→ **Task instructions**:
Every line below that holds the string "познавательный" should be copied out.

→ **Entries supplied**:
# # # #

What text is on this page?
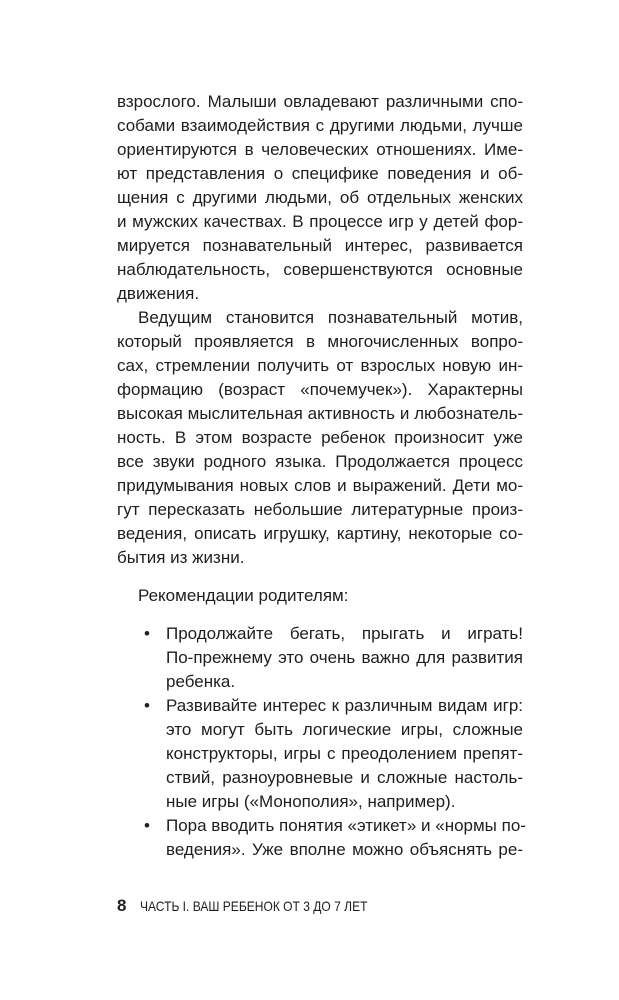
взрослого. Малыши овладевают различными спо-
собами взаимодействия с другими людьми, лучше
ориентируются в человеческих отношениях. Име-
ют представления о специфике поведения и об-
щения с другими людьми, об отдельных женских
и мужских качествах. В процессе игр у детей фор-
мируется познавательный интерес, развивается
наблюдательность, совершенствуются основные
движения.
Ведущим становится познавательный мотив,
который проявляется в многочисленных вопро-
сах, стремлении получить от взрослых новую ин-
формацию (возраст «почемучек»). Характерны
высокая мыслительная активность и любознатель-
ность. В этом возрасте ребенок произносит уже
все звуки родного языка. Продолжается процесс
придумывания новых слов и выражений. Дети мо-
гут пересказать небольшие литературные произ-
ведения, описать игрушку, картину, некоторые со-
бытия из жизни.
Рекомендации родителям:
• Продолжайте бегать, прыгать и играть!
По-прежнему это очень важно для развития
ребенка.
• Развивайте интерес к различным видам игр:
это могут быть логические игры, сложные
конструкторы, игры с преодолением препят-
ствий, разноуровневые и сложные настоль-
ные игры («Монополия», например).
• Пора вводить понятия «этикет» и «нормы по-
ведения». Уже вполне можно объяснять ре-
8 ЧАСТЬ I. ВАШ РЕБЕНОК ОТ 3 ДО 7 ЛЕТ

# # # #

→ **Solved exercise**:
мируется познавательный интерес, развивается
Ведущим становится познавательный мотив,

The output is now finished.